Stored data entries:
(begin)

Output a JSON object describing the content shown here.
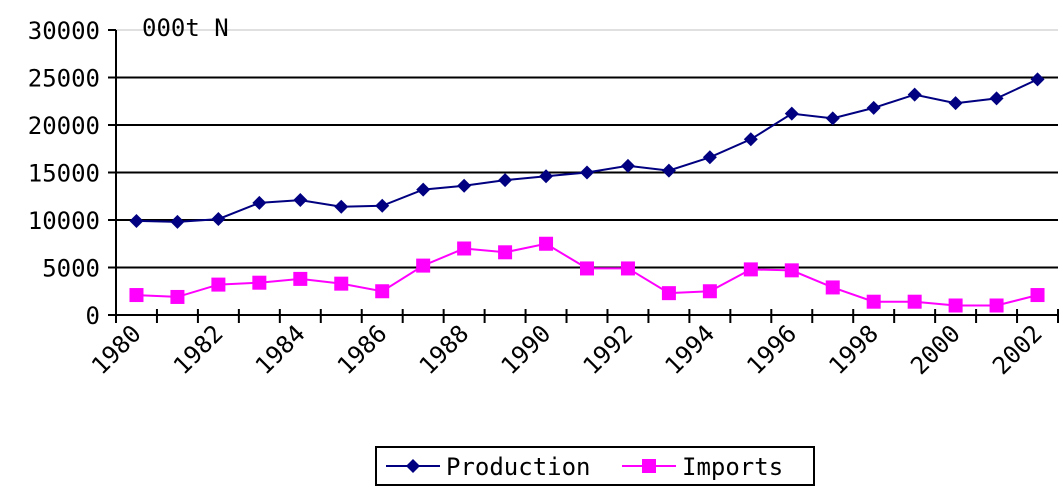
{
  "chart_data": {
    "type": "line",
    "unit_label": "000t N",
    "x": [
      1980,
      1981,
      1982,
      1983,
      1984,
      1985,
      1986,
      1987,
      1988,
      1989,
      1990,
      1991,
      1992,
      1993,
      1994,
      1995,
      1996,
      1997,
      1998,
      1999,
      2000,
      2001,
      2002
    ],
    "x_tick_labels": [
      "1980",
      "1982",
      "1984",
      "1986",
      "1988",
      "1990",
      "1992",
      "1994",
      "1996",
      "1998",
      "2000",
      "2002"
    ],
    "y_tick_labels": [
      "0",
      "5000",
      "10000",
      "15000",
      "20000",
      "25000",
      "30000"
    ],
    "ylim": [
      0,
      30000
    ],
    "grid": true,
    "legend_position": "bottom-center",
    "series": [
      {
        "name": "Production",
        "color": "#000080",
        "marker": "diamond",
        "values": [
          9900,
          9800,
          10100,
          11800,
          12100,
          11400,
          11500,
          13200,
          13600,
          14200,
          14600,
          15000,
          15700,
          15200,
          16600,
          18500,
          21200,
          20700,
          21800,
          23200,
          22300,
          22800,
          24800
        ]
      },
      {
        "name": "Imports",
        "color": "#ff00ff",
        "marker": "square",
        "values": [
          2100,
          1900,
          3200,
          3400,
          3800,
          3300,
          2500,
          5200,
          7000,
          6600,
          7500,
          4900,
          4900,
          2300,
          2500,
          4800,
          4700,
          2900,
          1400,
          1400,
          1000,
          1000,
          2100
        ]
      }
    ]
  }
}
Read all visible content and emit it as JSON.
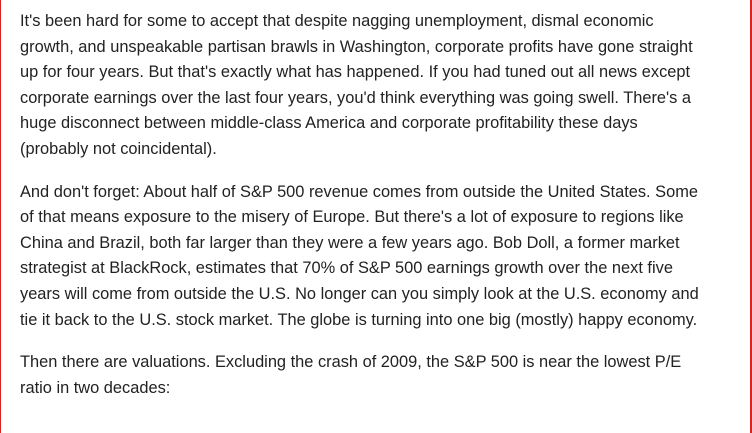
{
  "paragraphs": [
    {
      "lines": [
        "It's been hard for some to accept that despite nagging unemployment, dismal economic",
        "growth, and unspeakable partisan brawls in Washington, corporate profits have gone straight",
        "up for four years. But that's exactly what has happened. If you had tuned out all news except",
        "corporate earnings over the last four years, you'd think everything was going swell. There's a",
        "huge disconnect between middle-class America and corporate profitability these days",
        "(probably not coincidental)."
      ]
    },
    {
      "lines": [
        "And don't forget: About half of S&P 500 revenue comes from outside the United States. Some",
        "of that means exposure to the misery of Europe. But there's a lot of exposure to regions like",
        "China and Brazil, both far larger than they were a few years ago. Bob Doll, a former market",
        "strategist at BlackRock, estimates that 70% of S&P 500 earnings growth over the next five",
        "years will come from outside the U.S. No longer can you simply look at the U.S. economy and",
        "tie it back to the U.S. stock market. The globe is turning into one big (mostly) happy economy."
      ]
    },
    {
      "lines": [
        "Then there are valuations. Excluding the crash of 2009, the S&P 500 is near the lowest P/E",
        "ratio in two decades:"
      ]
    }
  ]
}
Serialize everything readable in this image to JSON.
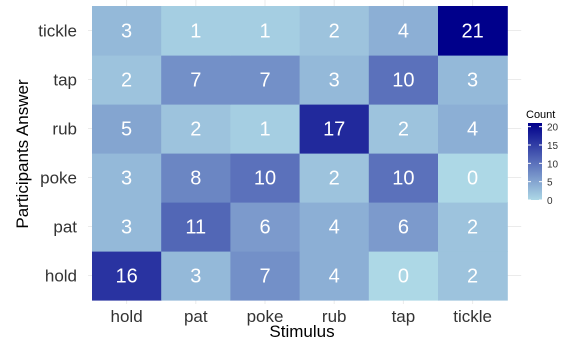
{
  "chart_data": {
    "type": "heatmap",
    "title": "",
    "xlabel": "Stimulus",
    "ylabel": "Participants Answer",
    "x_categories": [
      "hold",
      "pat",
      "poke",
      "rub",
      "tap",
      "tickle"
    ],
    "y_categories": [
      "hold",
      "pat",
      "poke",
      "rub",
      "tap",
      "tickle"
    ],
    "values": [
      [
        16,
        3,
        7,
        4,
        0,
        2
      ],
      [
        3,
        11,
        6,
        4,
        6,
        2
      ],
      [
        3,
        8,
        10,
        2,
        10,
        0
      ],
      [
        5,
        2,
        1,
        17,
        2,
        4
      ],
      [
        2,
        7,
        7,
        3,
        10,
        3
      ],
      [
        3,
        1,
        1,
        2,
        4,
        21
      ]
    ],
    "value_range": [
      0,
      21
    ],
    "color_low": "#add8e6",
    "color_high": "#00008b",
    "legend": {
      "title": "Count",
      "ticks": [
        0,
        5,
        10,
        15,
        20
      ],
      "tick_labels": [
        "0",
        "5",
        "10",
        "15",
        "20"
      ],
      "position": "right"
    },
    "grid": true
  }
}
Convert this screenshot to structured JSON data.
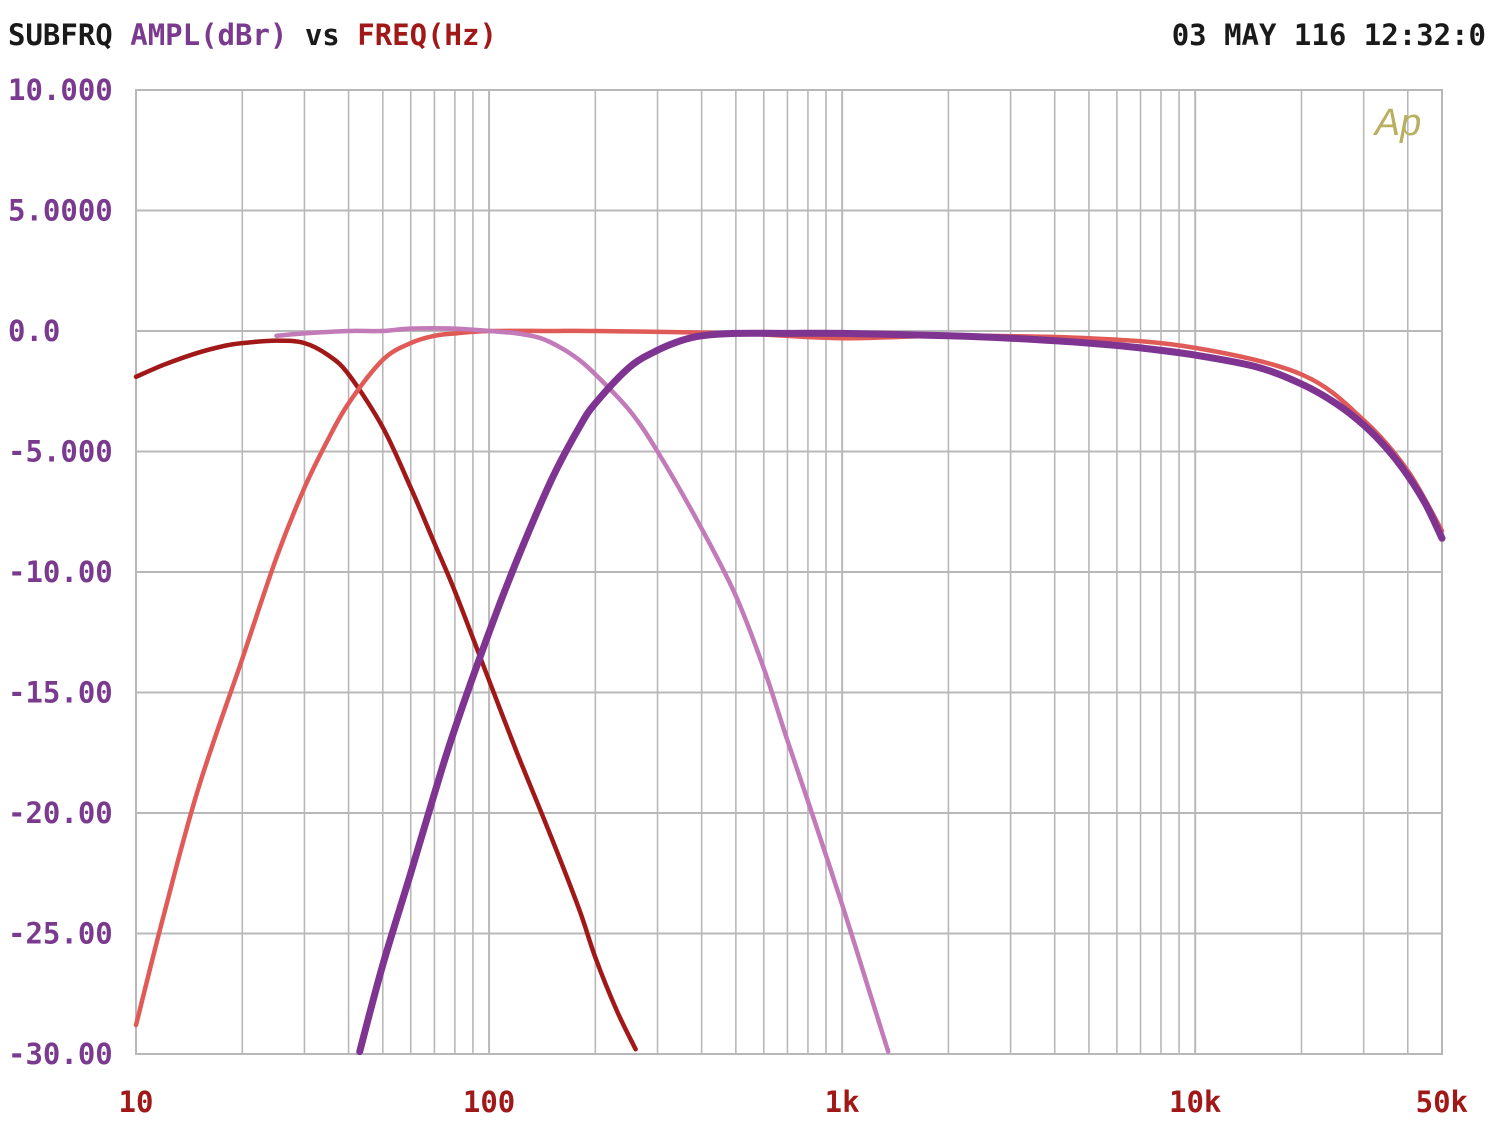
{
  "header": {
    "prefix": "SUBFRQ",
    "y_quantity": "AMPL(dBr)",
    "vs": "vs",
    "x_quantity": "FREQ(Hz)",
    "timestamp": "03 MAY 116 12:32:0"
  },
  "logo_text": "Ap",
  "colors": {
    "grid": "#b8b8b8",
    "y_tick_text": "#7a3a8e",
    "x_tick_text": "#a01818",
    "header_text": "#1a1a1a",
    "logo": "#b8b060",
    "series_a": "#a01818",
    "series_b": "#e05a58",
    "series_c": "#c27ab8",
    "series_d": "#7e3490"
  },
  "chart_data": {
    "type": "line",
    "title": "SUBFRQ AMPL(dBr) vs FREQ(Hz)",
    "xlabel": "FREQ(Hz)",
    "ylabel": "AMPL(dBr)",
    "x_scale": "log",
    "xlim": [
      10,
      50000
    ],
    "ylim": [
      -30,
      10
    ],
    "grid": true,
    "y_ticks": [
      10,
      5,
      0,
      -5,
      -10,
      -15,
      -20,
      -25,
      -30
    ],
    "y_tick_labels": [
      "10.000",
      "5.0000",
      "0.0",
      "-5.000",
      "-10.00",
      "-15.00",
      "-20.00",
      "-25.00",
      "-30.00"
    ],
    "x_ticks": [
      10,
      100,
      1000,
      10000,
      50000
    ],
    "x_tick_labels": [
      "10",
      "100",
      "1k",
      "10k",
      "50k"
    ],
    "series": [
      {
        "color": "#a01818",
        "width": 4.5,
        "x": [
          10,
          12,
          15,
          18,
          20,
          25,
          30,
          35,
          40,
          50,
          60,
          70,
          80,
          100,
          120,
          150,
          180,
          200,
          230,
          260
        ],
        "y": [
          -1.9,
          -1.4,
          -0.9,
          -0.6,
          -0.5,
          -0.4,
          -0.5,
          -1.0,
          -1.8,
          -4.0,
          -6.5,
          -8.8,
          -10.8,
          -14.5,
          -17.5,
          -21.0,
          -24.0,
          -26.0,
          -28.2,
          -29.8
        ]
      },
      {
        "color": "#e05a58",
        "width": 4.5,
        "x": [
          10,
          12,
          15,
          20,
          25,
          30,
          35,
          40,
          50,
          60,
          70,
          80,
          100,
          150,
          200,
          500,
          1000,
          2000,
          5000,
          10000,
          20000,
          30000,
          40000,
          50000
        ],
        "y": [
          -28.8,
          -24.2,
          -19.0,
          -13.6,
          -9.4,
          -6.5,
          -4.5,
          -3.0,
          -1.2,
          -0.5,
          -0.2,
          -0.1,
          0.0,
          0.0,
          0.0,
          -0.1,
          -0.3,
          -0.2,
          -0.3,
          -0.7,
          -1.8,
          -3.7,
          -5.8,
          -8.3
        ]
      },
      {
        "color": "#c27ab8",
        "width": 4.5,
        "x": [
          25,
          30,
          40,
          50,
          60,
          80,
          100,
          120,
          140,
          160,
          180,
          200,
          250,
          300,
          400,
          500,
          600,
          700,
          800,
          1000,
          1200,
          1350
        ],
        "y": [
          -0.2,
          -0.1,
          0.0,
          0.0,
          0.1,
          0.1,
          0.0,
          -0.1,
          -0.3,
          -0.7,
          -1.2,
          -1.8,
          -3.3,
          -5.0,
          -8.2,
          -11.0,
          -14.0,
          -17.0,
          -19.5,
          -23.8,
          -27.5,
          -29.9
        ]
      },
      {
        "color": "#7e3490",
        "width": 7,
        "x": [
          43,
          50,
          60,
          70,
          80,
          100,
          120,
          150,
          180,
          200,
          250,
          300,
          350,
          400,
          500,
          700,
          1000,
          2000,
          3000,
          5000,
          7000,
          10000,
          15000,
          20000,
          25000,
          30000,
          35000,
          40000,
          45000,
          50000
        ],
        "y": [
          -29.9,
          -26.3,
          -22.5,
          -19.2,
          -16.5,
          -12.5,
          -9.5,
          -6.2,
          -4.0,
          -3.0,
          -1.5,
          -0.8,
          -0.4,
          -0.2,
          -0.1,
          -0.1,
          -0.1,
          -0.2,
          -0.3,
          -0.5,
          -0.7,
          -1.0,
          -1.5,
          -2.2,
          -3.0,
          -3.9,
          -4.9,
          -6.0,
          -7.2,
          -8.6
        ]
      }
    ]
  }
}
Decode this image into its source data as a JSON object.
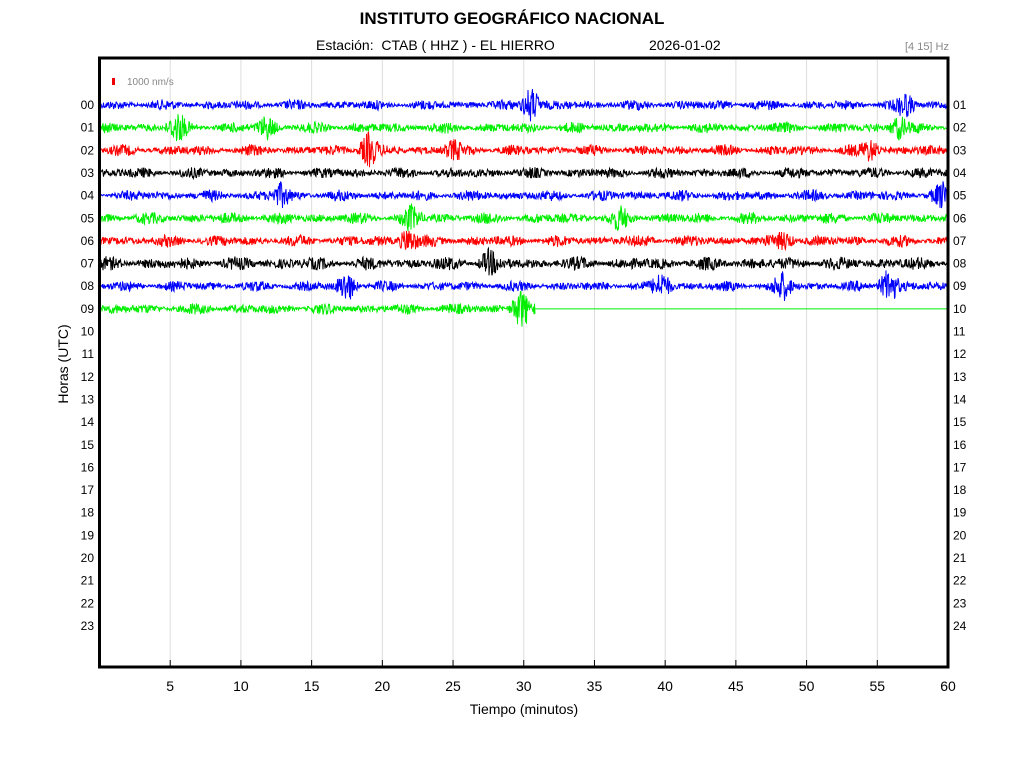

(end)

Written problem
Collect each line holding the string "everything".

Answer below
        "corporate earnings over the last four years, you'd think everything was going swell. There's a",
Serialize everything readable in this image to JSON.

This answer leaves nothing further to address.